**Goal of the exercise:** Find every line in the records below that holds the word "text", and copy each one.
- - -
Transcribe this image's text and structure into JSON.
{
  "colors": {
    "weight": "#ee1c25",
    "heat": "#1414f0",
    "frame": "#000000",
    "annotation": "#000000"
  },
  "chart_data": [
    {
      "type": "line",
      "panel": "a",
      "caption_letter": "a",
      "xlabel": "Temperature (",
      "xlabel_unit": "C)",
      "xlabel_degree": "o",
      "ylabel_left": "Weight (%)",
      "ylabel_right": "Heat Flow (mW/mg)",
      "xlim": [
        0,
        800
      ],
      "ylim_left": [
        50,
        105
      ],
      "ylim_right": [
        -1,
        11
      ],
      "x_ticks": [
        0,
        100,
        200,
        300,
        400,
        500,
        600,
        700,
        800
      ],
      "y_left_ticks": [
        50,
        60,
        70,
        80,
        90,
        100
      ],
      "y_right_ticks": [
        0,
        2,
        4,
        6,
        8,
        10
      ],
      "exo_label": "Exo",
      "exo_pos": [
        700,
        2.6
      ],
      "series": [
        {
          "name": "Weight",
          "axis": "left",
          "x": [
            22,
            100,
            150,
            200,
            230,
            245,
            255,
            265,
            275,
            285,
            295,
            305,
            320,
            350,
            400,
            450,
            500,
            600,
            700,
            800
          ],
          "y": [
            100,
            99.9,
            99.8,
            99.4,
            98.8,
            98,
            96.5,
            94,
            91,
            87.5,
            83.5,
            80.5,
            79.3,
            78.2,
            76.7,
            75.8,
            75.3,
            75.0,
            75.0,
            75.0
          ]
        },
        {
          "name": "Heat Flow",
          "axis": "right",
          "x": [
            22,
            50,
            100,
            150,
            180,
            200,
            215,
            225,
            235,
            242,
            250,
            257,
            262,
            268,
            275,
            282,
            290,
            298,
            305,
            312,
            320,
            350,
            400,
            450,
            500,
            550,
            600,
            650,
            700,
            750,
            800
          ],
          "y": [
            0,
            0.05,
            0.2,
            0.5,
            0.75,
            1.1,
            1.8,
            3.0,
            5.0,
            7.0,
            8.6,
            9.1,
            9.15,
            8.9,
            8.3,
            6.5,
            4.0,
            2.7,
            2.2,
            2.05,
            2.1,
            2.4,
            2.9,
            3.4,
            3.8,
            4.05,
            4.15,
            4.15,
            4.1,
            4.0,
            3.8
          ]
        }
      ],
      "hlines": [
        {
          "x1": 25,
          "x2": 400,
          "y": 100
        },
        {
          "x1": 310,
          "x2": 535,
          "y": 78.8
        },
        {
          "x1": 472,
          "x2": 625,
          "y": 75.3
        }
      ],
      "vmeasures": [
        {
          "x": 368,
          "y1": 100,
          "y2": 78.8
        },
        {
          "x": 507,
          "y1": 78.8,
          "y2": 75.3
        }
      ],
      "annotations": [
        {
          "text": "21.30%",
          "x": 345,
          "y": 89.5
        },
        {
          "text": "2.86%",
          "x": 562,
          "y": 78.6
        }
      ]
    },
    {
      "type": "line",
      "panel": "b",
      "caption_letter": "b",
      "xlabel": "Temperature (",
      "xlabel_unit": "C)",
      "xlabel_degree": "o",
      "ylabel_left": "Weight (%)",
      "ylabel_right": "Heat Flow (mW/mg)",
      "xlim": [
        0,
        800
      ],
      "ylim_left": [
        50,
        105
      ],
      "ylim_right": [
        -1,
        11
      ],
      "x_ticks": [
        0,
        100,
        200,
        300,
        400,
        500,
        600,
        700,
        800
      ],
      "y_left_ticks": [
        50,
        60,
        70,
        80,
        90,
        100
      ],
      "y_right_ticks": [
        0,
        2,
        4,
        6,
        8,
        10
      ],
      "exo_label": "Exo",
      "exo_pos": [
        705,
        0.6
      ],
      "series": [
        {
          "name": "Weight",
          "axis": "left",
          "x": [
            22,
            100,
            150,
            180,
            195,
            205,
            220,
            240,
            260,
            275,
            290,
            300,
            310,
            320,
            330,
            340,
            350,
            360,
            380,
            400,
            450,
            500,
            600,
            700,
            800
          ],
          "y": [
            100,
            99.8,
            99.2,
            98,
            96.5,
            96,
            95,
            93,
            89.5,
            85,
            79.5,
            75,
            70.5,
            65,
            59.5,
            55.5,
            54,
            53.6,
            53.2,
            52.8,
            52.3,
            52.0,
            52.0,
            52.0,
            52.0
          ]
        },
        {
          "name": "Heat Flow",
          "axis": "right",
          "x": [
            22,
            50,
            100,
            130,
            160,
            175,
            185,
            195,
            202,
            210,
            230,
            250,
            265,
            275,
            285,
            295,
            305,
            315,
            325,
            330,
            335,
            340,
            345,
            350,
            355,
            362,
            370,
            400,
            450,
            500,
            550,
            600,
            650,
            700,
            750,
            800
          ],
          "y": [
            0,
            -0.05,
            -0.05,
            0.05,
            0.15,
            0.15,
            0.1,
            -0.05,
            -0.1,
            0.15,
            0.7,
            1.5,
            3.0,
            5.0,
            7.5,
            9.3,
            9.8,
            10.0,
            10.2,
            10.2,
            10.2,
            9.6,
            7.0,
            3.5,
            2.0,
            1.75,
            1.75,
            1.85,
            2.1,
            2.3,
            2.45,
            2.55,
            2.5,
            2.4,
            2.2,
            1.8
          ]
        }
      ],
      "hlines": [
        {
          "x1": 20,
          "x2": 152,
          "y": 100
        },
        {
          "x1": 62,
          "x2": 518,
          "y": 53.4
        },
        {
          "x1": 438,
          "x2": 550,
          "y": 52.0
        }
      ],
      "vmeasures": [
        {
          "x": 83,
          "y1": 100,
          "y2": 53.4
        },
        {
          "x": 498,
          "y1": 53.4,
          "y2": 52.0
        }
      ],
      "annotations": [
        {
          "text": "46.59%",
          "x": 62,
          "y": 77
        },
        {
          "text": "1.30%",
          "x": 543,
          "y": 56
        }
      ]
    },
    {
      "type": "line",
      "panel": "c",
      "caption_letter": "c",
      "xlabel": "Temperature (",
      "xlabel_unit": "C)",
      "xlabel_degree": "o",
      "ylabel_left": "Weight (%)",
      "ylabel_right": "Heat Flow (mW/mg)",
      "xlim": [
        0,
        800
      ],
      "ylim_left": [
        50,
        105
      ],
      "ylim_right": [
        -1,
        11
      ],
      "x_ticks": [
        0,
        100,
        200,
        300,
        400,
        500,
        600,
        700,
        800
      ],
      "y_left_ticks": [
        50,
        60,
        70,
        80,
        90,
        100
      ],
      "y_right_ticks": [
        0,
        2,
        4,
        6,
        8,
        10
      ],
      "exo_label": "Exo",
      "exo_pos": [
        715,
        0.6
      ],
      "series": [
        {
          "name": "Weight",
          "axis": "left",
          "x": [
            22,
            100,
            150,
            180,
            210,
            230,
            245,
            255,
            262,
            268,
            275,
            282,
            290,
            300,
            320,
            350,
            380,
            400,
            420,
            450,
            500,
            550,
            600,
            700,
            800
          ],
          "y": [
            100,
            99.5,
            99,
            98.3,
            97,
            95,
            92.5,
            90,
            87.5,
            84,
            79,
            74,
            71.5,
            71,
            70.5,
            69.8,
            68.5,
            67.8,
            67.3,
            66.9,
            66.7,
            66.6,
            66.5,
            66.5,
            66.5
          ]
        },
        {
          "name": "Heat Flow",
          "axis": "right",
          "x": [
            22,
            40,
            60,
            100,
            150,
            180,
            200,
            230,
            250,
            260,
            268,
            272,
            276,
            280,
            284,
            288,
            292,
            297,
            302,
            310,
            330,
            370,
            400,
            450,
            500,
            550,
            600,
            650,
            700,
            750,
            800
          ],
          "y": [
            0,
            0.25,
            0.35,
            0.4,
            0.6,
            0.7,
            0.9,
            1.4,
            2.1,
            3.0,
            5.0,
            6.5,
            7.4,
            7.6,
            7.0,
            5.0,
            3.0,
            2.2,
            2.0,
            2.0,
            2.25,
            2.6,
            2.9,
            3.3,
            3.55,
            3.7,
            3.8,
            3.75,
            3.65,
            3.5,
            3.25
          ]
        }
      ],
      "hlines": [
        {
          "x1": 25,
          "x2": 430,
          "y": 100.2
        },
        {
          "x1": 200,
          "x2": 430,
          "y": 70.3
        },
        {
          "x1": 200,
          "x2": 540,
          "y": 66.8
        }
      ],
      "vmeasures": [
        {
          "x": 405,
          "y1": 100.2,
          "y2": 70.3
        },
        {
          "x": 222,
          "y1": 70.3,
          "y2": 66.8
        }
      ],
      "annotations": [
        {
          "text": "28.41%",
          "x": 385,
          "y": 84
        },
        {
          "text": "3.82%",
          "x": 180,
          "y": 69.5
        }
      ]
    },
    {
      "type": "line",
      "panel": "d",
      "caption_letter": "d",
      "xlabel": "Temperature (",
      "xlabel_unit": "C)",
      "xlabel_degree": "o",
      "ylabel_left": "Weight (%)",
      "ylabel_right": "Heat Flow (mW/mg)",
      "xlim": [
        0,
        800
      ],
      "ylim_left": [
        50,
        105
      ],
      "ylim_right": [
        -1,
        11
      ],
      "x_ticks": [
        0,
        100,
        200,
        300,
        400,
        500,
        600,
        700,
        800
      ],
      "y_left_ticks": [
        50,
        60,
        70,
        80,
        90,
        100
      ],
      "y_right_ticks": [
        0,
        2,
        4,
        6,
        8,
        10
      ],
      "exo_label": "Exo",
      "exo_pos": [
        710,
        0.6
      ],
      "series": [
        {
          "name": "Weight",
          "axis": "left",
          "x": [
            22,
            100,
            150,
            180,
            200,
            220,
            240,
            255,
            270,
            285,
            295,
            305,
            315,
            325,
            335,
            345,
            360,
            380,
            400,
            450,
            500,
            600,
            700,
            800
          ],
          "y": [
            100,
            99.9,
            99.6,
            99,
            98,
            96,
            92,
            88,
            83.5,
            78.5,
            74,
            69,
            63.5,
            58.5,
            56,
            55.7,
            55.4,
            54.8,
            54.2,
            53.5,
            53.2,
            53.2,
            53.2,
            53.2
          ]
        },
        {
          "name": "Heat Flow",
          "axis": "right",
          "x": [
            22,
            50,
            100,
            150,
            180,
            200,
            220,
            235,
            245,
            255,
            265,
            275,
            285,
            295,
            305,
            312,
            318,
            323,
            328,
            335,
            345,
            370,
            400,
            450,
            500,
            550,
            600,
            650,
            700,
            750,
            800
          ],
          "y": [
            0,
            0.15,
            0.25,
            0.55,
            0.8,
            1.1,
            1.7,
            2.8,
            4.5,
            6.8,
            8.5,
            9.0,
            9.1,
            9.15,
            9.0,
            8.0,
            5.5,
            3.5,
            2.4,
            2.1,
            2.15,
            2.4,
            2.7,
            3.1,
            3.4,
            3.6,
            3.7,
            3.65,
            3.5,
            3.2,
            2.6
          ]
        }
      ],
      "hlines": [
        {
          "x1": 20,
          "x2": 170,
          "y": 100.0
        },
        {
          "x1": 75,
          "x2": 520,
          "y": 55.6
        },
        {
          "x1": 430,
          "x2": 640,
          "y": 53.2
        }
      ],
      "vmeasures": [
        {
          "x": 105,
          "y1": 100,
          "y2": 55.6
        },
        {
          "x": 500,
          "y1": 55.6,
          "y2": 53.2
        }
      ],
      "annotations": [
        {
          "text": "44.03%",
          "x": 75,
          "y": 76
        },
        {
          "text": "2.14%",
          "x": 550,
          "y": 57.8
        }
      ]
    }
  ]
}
- - -
**Written solution:**
Transcribe this image's text and structure into JSON.
          "text": "21.30%",
          "text": "2.86%",
          "text": "46.59%",
          "text": "1.30%",
          "text": "28.41%",
          "text": "3.82%",
          "text": "44.03%",
          "text": "2.14%",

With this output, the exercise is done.